> [Data records]

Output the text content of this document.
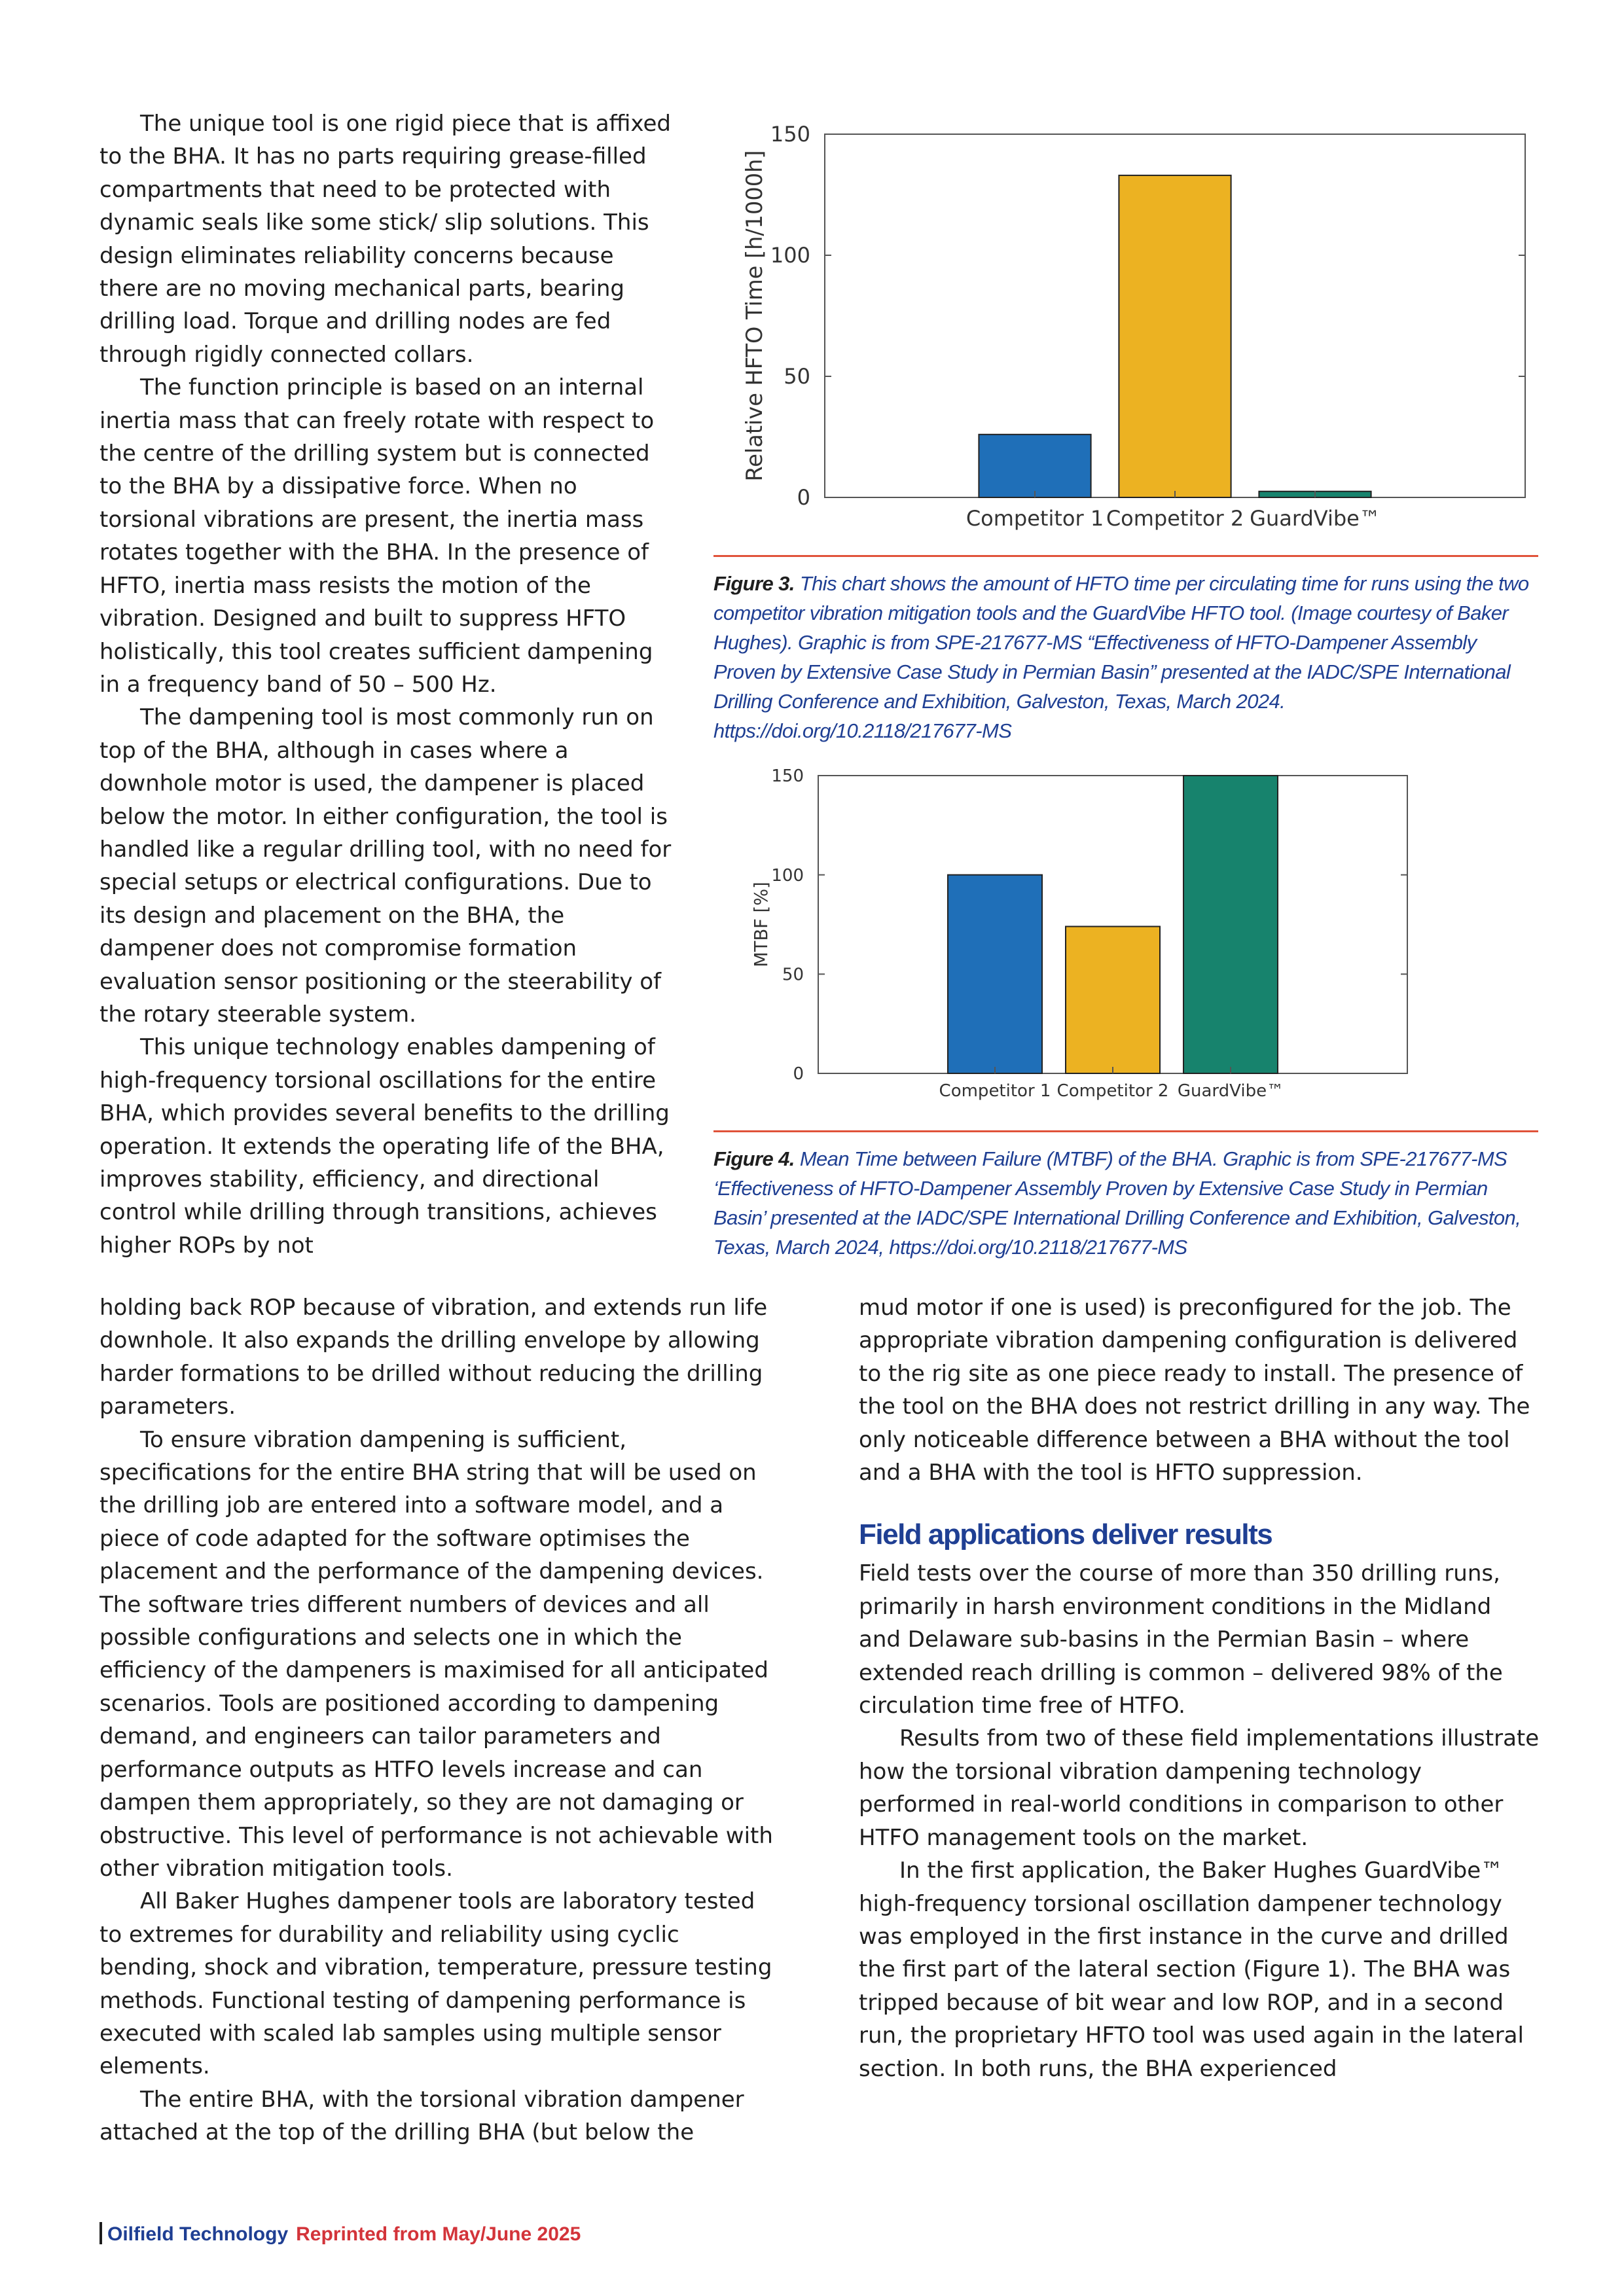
The unique tool is one rigid piece that is affixed to the BHA. It has no parts requiring grease-filled compartments that need to be protected with dynamic seals like some stick/ slip solutions. This design eliminates reliability concerns because there are no moving mechanical parts, bearing drilling load. Torque and drilling nodes are fed through rigidly connected collars.

The function principle is based on an internal inertia mass that can freely rotate with respect to the centre of the drilling system but is connected to the BHA by a dissipative force. When no torsional vibrations are present, the inertia mass rotates together with the BHA. In the presence of HFTO, inertia mass resists the motion of the vibration. Designed and built to suppress HFTO holistically, this tool creates sufficient dampening in a frequency band of 50 – 500 Hz.

The dampening tool is most commonly run on top of the BHA, although in cases where a downhole motor is used, the dampener is placed below the motor. In either configuration, the tool is handled like a regular drilling tool, with no need for special setups or electrical configurations. Due to its design and placement on the BHA, the dampener does not compromise formation evaluation sensor positioning or the steerability of the rotary steerable system.

This unique technology enables dampening of high-frequency torsional oscillations for the entire BHA, which provides several benefits to the drilling operation. It extends the operating life of the BHA, improves stability, efficiency, and directional control while drilling through transitions, achieves higher ROPs by not

0
50
100
150
Competitor 1 Competitor 2 GuardVibe™
Relative HFTO Time [h/1000h]
Figure 3. This chart shows the amount of HFTO time per circulating time for runs using the two competitor vibration mitigation tools and the GuardVibe HFTO tool. (Image courtesy of Baker Hughes). Graphic is from SPE-217677-MS “Effectiveness of HFTO-Dampener Assembly Proven by Extensive Case Study in Permian Basin” presented at the IADC/SPE International Drilling Conference and Exhibition, Galveston, Texas, March 2024. https://doi.org/10.2118/217677-MS
0
50
100
150
Competitor 1 Competitor 2 GuardVibe™
MTBF [%]
Figure 4. Mean Time between Failure (MTBF) of the BHA. Graphic is from SPE-217677-MS ‘Effectiveness of HFTO-Dampener Assembly Proven by Extensive Case Study in Permian Basin’ presented at the IADC/SPE International Drilling Conference and Exhibition, Galveston, Texas, March 2024, https://doi.org/10.2118/217677-MS

holding back ROP because of vibration, and extends run life downhole. It also expands the drilling envelope by allowing harder formations to be drilled without reducing the drilling parameters.

To ensure vibration dampening is sufficient, specifications for the entire BHA string that will be used on the drilling job are entered into a software model, and a piece of code adapted for the software optimises the placement and the performance of the dampening devices. The software tries different numbers of devices and all possible configurations and selects one in which the efficiency of the dampeners is maximised for all anticipated scenarios. Tools are positioned according to dampening demand, and engineers can tailor parameters and performance outputs as HTFO levels increase and can dampen them appropriately, so they are not damaging or obstructive. This level of performance is not achievable with other vibration mitigation tools.

All Baker Hughes dampener tools are laboratory tested to extremes for durability and reliability using cyclic bending, shock and vibration, temperature, pressure testing methods. Functional testing of dampening performance is executed with scaled lab samples using multiple sensor elements.

The entire BHA, with the torsional vibration dampener attached at the top of the drilling BHA (but below the

mud motor if one is used) is preconfigured for the job. The appropriate vibration dampening configuration is delivered to the rig site as one piece ready to install. The presence of the tool on the BHA does not restrict drilling in any way. The only noticeable difference between a BHA without the tool and a BHA with the tool is HFTO suppression.

Field applications deliver results

Field tests over the course of more than 350 drilling runs, primarily in harsh environment conditions in the Midland and Delaware sub-basins in the Permian Basin – where extended reach drilling is common – delivered 98% of the circulation time free of HTFO.

Results from two of these field implementations illustrate how the torsional vibration dampening technology performed in real-world conditions in comparison to other HTFO management tools on the market.

In the first application, the Baker Hughes GuardVibe™ high-frequency torsional oscillation dampener technology was employed in the first instance in the curve and drilled the first part of the lateral section (Figure 1). The BHA was tripped because of bit wear and low ROP, and in a second run, the proprietary HFTO tool was used again in the lateral section. In both runs, the BHA experienced

Oilfield Technology Reprinted from May/June 2025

> [Requirements] Copy all lines from the entries that contain the word "other".

> [Output for this exercise]
To ensure vibration dampening is sufficient, specifications for the entire BHA string that will be used on the drilling job are entered into a software model, and a piece of code adapted for the software optimises the placement and the performance of the dampening devices. The software tries different numbers of devices and all possible configurations and selects one in which the efficiency of the dampeners is maximised for all anticipated scenarios. Tools are positioned according to dampening demand, and engineers can tailor parameters and performance outputs as HTFO levels increase and can dampen them appropriately, so they are not damaging or obstructive. This level of performance is not achievable with other vibration mitigation tools.
Results from two of these field implementations illustrate how the torsional vibration dampening technology performed in real-world conditions in comparison to other HTFO management tools on the market.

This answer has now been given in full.